Entries provided »
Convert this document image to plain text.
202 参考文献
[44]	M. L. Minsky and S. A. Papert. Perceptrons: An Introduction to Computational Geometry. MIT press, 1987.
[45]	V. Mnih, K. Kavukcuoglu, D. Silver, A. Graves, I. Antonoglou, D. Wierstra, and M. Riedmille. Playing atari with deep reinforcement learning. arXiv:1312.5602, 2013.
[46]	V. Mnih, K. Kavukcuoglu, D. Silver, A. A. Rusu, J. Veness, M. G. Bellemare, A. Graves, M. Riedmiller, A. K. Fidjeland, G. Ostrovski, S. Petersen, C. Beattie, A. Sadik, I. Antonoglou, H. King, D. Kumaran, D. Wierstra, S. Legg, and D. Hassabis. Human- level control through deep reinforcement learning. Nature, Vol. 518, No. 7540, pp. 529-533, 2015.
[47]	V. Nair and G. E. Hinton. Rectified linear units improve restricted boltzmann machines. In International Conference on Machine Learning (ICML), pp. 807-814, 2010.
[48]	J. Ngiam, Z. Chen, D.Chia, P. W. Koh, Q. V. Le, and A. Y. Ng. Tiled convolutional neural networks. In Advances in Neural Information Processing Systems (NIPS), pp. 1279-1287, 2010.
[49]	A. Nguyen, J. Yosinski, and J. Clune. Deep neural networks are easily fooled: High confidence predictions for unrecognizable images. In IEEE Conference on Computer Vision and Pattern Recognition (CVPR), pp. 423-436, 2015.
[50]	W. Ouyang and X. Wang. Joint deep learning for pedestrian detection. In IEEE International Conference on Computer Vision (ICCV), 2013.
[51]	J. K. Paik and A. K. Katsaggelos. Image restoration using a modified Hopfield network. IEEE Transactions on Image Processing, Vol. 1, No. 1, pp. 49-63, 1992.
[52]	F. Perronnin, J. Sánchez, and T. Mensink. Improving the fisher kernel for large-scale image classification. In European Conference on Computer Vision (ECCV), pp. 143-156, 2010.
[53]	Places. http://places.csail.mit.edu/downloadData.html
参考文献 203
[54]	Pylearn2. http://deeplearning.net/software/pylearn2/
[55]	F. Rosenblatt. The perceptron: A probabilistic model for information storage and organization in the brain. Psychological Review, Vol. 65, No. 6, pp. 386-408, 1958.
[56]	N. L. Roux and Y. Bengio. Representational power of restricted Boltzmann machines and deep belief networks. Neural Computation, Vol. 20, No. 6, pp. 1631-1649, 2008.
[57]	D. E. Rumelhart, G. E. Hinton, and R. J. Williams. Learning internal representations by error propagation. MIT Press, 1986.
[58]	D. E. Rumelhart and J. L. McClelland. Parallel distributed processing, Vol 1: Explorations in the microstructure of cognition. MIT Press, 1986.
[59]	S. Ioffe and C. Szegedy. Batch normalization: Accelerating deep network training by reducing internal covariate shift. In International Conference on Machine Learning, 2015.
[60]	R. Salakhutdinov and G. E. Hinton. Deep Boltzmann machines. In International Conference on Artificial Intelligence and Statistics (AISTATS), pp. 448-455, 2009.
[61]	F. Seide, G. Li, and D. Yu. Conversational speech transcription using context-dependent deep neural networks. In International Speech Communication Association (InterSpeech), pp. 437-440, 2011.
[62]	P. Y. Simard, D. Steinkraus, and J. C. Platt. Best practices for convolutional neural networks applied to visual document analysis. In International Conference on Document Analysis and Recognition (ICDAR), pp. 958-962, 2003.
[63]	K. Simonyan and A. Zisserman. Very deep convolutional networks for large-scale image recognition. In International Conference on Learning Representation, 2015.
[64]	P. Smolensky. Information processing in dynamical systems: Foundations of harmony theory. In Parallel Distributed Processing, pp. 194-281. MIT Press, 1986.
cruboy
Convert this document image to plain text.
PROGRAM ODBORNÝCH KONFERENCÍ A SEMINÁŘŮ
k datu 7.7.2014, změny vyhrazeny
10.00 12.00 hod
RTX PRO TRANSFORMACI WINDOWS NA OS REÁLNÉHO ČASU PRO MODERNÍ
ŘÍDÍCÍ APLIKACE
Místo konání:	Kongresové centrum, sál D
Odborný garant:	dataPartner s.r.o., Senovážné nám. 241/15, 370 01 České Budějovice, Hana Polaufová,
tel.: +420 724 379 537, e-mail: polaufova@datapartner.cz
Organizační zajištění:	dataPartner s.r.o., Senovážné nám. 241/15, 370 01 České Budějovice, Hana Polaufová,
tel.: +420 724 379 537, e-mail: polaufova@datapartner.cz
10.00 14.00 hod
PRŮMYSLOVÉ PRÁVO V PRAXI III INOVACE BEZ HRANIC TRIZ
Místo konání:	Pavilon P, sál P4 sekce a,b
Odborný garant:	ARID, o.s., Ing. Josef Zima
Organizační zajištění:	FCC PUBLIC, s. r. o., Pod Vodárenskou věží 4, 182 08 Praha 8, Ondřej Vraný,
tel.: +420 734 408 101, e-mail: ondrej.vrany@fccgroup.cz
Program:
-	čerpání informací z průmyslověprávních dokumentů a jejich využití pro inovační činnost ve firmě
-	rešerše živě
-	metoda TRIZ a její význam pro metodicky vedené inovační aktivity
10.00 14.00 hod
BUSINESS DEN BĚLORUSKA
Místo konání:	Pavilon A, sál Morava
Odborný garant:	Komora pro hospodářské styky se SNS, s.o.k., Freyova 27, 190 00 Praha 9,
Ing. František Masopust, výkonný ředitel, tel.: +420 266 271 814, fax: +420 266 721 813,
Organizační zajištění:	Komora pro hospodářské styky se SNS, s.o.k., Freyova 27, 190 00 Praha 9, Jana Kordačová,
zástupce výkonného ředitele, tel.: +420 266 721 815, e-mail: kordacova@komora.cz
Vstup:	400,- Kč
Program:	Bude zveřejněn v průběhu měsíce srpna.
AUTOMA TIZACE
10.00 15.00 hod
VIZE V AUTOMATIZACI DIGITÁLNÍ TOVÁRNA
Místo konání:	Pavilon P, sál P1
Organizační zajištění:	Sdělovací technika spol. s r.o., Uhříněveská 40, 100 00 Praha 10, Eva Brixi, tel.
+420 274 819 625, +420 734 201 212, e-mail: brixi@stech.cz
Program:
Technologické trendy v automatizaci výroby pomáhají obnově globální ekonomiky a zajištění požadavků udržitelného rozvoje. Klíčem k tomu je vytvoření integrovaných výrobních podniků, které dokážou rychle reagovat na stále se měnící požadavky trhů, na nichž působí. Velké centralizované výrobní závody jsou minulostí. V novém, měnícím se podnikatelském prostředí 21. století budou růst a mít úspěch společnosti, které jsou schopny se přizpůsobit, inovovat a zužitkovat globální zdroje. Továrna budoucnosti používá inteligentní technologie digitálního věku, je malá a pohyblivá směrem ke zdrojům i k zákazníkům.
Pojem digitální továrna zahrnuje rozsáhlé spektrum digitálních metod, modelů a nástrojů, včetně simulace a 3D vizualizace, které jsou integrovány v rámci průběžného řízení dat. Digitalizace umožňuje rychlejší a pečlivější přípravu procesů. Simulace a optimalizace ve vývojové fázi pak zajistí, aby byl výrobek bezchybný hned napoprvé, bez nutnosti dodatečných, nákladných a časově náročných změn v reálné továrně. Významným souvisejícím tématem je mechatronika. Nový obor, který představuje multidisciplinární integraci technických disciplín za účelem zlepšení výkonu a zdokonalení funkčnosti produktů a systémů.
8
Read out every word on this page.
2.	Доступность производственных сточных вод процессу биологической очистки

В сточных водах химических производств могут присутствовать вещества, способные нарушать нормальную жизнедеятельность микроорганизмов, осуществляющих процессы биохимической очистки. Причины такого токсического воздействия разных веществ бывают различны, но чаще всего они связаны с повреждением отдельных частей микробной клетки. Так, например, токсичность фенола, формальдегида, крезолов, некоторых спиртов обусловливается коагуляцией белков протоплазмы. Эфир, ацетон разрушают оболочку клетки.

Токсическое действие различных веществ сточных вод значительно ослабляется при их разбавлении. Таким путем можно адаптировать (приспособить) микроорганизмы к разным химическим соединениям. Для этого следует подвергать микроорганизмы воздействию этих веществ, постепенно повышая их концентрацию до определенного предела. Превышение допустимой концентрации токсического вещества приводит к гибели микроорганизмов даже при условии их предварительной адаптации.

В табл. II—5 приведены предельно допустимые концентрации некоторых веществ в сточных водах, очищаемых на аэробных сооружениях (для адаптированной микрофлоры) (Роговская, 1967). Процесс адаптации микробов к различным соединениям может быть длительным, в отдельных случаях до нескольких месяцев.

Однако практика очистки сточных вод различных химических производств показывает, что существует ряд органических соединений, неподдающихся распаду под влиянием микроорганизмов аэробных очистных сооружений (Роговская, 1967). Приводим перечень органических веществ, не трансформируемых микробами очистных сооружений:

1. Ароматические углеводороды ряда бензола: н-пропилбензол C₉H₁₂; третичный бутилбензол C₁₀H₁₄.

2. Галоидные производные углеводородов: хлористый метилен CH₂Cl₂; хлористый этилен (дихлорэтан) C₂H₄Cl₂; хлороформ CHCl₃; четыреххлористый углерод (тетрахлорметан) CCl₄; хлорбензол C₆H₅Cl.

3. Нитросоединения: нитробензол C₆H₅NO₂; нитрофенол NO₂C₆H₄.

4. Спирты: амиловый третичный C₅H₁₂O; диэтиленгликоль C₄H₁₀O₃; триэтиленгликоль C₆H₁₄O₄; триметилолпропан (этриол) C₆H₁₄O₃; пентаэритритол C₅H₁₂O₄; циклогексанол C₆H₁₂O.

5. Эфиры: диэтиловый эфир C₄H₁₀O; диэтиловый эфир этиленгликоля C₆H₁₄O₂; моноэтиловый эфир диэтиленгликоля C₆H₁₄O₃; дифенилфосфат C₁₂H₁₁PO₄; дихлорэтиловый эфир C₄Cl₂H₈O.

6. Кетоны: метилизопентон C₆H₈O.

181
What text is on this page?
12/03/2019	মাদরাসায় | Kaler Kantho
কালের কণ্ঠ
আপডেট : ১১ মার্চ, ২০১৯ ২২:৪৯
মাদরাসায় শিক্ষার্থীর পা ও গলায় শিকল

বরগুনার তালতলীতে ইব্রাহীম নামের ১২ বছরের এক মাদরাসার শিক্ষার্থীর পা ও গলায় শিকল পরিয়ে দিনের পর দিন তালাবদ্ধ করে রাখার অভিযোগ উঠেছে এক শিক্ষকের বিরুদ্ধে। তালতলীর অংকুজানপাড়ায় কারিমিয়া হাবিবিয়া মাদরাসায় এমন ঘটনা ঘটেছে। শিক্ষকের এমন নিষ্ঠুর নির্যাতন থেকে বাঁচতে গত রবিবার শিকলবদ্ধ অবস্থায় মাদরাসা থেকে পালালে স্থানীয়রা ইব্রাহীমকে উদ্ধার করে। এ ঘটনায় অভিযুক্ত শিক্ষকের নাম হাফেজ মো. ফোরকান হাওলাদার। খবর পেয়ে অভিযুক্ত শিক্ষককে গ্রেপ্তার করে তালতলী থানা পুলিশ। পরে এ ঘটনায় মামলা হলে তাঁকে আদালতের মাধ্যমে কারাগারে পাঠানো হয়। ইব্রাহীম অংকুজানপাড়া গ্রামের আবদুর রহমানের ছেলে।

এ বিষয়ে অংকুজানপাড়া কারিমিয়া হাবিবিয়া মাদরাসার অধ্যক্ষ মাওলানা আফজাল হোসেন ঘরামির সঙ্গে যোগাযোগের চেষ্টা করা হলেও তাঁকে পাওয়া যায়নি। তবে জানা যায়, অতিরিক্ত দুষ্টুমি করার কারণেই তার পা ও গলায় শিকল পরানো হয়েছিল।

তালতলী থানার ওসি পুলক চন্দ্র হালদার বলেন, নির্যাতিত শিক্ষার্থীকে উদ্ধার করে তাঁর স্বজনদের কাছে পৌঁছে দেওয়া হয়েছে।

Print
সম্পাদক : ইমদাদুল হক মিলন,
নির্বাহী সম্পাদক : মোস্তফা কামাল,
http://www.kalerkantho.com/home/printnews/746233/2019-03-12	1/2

What is needed »
Identify the lines above that contain the word "styky", then copy them.

Solution to the problem »
Odborný garant:	Komora pro hospodářské styky se SNS, s.o.k., Freyova 27, 190 00 Praha 9,
Organizační zajištění:	Komora pro hospodářské styky se SNS, s.o.k., Freyova 27, 190 00 Praha 9, Jana Kordačová,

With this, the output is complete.